§ Objective
Which lines below hold the word "title"? Report each one.
--*--
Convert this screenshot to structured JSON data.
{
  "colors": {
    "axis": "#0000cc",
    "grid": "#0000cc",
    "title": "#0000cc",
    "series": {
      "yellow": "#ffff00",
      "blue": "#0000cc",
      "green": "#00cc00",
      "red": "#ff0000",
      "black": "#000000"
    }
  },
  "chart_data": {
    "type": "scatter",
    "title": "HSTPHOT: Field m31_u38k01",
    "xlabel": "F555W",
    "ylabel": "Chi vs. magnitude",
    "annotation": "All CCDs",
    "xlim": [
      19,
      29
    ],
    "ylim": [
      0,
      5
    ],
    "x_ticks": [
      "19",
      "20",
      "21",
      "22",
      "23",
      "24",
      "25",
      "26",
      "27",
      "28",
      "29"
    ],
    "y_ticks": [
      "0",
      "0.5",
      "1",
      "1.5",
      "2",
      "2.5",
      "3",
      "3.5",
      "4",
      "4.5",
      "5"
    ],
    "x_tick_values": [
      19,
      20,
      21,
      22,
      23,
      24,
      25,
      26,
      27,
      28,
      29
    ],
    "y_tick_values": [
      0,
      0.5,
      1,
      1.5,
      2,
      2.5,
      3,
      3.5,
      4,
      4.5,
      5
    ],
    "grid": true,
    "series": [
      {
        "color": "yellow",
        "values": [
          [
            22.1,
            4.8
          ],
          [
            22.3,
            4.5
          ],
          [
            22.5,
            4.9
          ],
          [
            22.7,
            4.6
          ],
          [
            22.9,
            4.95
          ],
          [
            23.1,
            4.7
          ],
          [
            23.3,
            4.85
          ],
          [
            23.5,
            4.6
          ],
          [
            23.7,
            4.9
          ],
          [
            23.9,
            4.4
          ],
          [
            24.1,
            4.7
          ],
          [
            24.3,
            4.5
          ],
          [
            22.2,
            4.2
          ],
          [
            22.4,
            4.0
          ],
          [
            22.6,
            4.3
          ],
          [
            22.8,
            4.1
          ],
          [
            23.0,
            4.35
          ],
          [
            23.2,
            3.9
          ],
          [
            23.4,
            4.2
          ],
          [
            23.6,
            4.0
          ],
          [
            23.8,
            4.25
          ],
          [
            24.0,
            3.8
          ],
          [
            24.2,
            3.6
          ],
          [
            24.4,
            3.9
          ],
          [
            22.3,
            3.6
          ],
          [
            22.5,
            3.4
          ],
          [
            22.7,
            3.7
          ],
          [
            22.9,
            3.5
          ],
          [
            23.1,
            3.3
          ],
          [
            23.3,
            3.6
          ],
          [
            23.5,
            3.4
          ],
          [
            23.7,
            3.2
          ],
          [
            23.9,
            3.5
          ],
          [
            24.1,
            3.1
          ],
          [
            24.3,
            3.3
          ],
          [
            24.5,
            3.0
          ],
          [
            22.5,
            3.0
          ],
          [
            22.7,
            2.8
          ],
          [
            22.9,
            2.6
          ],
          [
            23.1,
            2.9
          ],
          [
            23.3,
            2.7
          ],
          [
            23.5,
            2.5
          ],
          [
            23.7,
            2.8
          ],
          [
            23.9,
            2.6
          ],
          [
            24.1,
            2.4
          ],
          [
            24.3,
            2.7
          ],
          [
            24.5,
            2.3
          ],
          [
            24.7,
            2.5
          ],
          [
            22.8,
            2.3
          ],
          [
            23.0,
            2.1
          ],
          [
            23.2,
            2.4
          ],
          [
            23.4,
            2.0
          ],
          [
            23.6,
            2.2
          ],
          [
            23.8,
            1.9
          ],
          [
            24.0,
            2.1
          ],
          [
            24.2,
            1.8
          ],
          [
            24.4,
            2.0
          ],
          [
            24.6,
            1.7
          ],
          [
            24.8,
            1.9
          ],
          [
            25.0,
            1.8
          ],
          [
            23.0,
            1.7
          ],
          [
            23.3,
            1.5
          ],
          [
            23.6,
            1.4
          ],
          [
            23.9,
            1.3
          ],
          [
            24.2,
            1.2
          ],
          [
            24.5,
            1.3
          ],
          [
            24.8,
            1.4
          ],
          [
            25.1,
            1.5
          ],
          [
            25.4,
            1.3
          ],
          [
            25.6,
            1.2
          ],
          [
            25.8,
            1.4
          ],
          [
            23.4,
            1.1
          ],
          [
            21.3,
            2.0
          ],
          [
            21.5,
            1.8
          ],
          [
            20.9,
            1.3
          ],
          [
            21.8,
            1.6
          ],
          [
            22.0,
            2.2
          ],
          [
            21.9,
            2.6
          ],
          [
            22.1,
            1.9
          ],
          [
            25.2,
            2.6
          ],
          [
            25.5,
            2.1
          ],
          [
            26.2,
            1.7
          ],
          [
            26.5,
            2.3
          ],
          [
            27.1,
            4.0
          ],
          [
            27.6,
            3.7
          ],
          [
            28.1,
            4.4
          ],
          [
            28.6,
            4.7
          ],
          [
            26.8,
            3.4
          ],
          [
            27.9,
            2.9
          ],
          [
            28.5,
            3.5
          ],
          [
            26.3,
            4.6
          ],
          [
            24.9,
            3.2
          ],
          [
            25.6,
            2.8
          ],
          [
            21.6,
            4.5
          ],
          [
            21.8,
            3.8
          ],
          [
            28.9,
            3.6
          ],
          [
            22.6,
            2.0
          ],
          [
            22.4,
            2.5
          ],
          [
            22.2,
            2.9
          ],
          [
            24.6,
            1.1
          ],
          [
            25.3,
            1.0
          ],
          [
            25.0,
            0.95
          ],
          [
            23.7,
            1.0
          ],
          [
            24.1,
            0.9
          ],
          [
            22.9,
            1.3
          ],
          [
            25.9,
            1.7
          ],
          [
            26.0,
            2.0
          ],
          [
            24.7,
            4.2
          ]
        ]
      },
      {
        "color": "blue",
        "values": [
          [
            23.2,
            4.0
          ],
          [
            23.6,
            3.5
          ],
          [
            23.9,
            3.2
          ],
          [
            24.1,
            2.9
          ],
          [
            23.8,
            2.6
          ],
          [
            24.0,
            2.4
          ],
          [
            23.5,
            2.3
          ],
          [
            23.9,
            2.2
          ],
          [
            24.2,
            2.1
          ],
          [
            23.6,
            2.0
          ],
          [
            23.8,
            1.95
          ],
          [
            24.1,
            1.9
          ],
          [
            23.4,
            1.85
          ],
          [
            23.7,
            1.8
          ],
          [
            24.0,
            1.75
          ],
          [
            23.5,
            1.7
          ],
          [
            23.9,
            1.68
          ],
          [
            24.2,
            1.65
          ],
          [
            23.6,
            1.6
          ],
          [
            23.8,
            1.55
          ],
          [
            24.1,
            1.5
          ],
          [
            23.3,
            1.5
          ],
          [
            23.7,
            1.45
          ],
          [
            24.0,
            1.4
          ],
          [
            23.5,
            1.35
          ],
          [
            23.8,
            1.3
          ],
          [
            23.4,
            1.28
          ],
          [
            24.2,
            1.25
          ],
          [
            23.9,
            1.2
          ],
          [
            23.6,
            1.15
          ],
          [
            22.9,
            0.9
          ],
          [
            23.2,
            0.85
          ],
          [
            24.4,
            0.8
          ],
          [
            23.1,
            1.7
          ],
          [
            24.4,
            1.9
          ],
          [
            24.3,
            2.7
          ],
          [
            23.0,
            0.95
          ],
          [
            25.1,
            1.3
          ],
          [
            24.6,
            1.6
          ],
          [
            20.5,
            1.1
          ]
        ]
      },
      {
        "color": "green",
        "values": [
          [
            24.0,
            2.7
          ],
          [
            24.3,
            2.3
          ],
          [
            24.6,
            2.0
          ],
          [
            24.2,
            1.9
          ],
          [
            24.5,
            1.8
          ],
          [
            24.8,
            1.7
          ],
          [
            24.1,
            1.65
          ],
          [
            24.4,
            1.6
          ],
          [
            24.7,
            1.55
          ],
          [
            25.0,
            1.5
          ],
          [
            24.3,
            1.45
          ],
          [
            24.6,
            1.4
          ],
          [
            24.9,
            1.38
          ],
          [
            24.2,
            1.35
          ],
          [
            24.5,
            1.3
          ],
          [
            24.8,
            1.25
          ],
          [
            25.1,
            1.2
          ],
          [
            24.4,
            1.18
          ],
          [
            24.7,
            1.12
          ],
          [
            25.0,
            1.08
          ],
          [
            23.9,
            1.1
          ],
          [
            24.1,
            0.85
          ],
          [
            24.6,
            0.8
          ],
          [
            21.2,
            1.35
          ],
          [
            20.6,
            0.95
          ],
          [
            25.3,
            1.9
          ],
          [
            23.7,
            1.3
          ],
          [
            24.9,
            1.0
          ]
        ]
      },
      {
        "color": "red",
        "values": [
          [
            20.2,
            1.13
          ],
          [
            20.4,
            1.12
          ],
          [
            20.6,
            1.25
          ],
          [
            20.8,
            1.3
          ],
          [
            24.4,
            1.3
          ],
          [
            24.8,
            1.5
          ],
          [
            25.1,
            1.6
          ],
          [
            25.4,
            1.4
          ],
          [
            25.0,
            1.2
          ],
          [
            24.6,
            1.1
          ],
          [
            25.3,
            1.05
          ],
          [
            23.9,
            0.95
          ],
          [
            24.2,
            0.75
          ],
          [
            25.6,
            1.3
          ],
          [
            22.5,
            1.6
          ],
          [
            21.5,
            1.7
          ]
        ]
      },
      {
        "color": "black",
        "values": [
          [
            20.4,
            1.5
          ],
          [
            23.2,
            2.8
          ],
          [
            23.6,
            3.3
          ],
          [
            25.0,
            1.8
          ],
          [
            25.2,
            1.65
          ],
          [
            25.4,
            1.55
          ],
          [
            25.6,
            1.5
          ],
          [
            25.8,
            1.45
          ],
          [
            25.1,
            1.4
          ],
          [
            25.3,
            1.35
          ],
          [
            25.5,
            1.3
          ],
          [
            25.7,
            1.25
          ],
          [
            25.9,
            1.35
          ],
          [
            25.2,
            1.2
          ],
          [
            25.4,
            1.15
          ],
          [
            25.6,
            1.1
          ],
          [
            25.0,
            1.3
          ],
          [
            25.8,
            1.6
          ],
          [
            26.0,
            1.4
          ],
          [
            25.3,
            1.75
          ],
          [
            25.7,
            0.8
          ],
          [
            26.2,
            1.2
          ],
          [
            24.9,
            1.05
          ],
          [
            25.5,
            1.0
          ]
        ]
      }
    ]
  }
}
--*--
§ Correct result
    "title": "#0000cc",
    "title": "HSTPHOT: Field m31_u38k01",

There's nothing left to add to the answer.